BEGIN Working data
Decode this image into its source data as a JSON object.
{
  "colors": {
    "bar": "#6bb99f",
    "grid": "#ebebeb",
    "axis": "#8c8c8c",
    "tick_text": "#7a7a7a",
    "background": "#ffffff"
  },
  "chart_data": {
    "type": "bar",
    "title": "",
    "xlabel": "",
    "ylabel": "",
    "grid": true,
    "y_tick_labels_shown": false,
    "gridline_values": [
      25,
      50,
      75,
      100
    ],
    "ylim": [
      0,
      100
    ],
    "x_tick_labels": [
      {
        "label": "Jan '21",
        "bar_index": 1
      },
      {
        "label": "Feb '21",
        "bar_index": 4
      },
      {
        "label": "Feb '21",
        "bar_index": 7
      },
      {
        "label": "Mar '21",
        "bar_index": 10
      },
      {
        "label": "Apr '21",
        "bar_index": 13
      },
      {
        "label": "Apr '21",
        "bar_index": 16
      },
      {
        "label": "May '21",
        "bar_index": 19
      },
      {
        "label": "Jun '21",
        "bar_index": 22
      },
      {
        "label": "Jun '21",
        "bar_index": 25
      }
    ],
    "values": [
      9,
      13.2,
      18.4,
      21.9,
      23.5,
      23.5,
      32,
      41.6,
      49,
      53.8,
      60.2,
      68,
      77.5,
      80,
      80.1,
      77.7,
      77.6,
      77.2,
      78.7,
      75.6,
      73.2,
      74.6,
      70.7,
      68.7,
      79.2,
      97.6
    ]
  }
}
END Working data
• Instructions to follow: Transcribe every entry word for word.

• Solution for this exercise:
Decode this image into its source data as a JSON object.
{
  "colors": {
    "bar": "#6bb99f",
    "grid": "#ebebeb",
    "axis": "#8c8c8c",
    "tick_text": "#7a7a7a",
    "background": "#ffffff"
  },
  "chart_data": {
    "type": "bar",
    "title": "",
    "xlabel": "",
    "ylabel": "",
    "grid": true,
    "y_tick_labels_shown": false,
    "gridline_values": [
      25,
      50,
      75,
      100
    ],
    "ylim": [
      0,
      100
    ],
    "x_tick_labels": [
      {
        "label": "Jan '21",
        "bar_index": 1
      },
      {
        "label": "Feb '21",
        "bar_index": 4
      },
      {
        "label": "Feb '21",
        "bar_index": 7
      },
      {
        "label": "Mar '21",
        "bar_index": 10
      },
      {
        "label": "Apr '21",
        "bar_index": 13
      },
      {
        "label": "Apr '21",
        "bar_index": 16
      },
      {
        "label": "May '21",
        "bar_index": 19
      },
      {
        "label": "Jun '21",
        "bar_index": 22
      },
      {
        "label": "Jun '21",
        "bar_index": 25
      }
    ],
    "values": [
      9,
      13.2,
      18.4,
      21.9,
      23.5,
      23.5,
      32,
      41.6,
      49,
      53.8,
      60.2,
      68,
      77.5,
      80,
      80.1,
      77.7,
      77.6,
      77.2,
      78.7,
      75.6,
      73.2,
      74.6,
      70.7,
      68.7,
      79.2,
      97.6
    ]
  }
}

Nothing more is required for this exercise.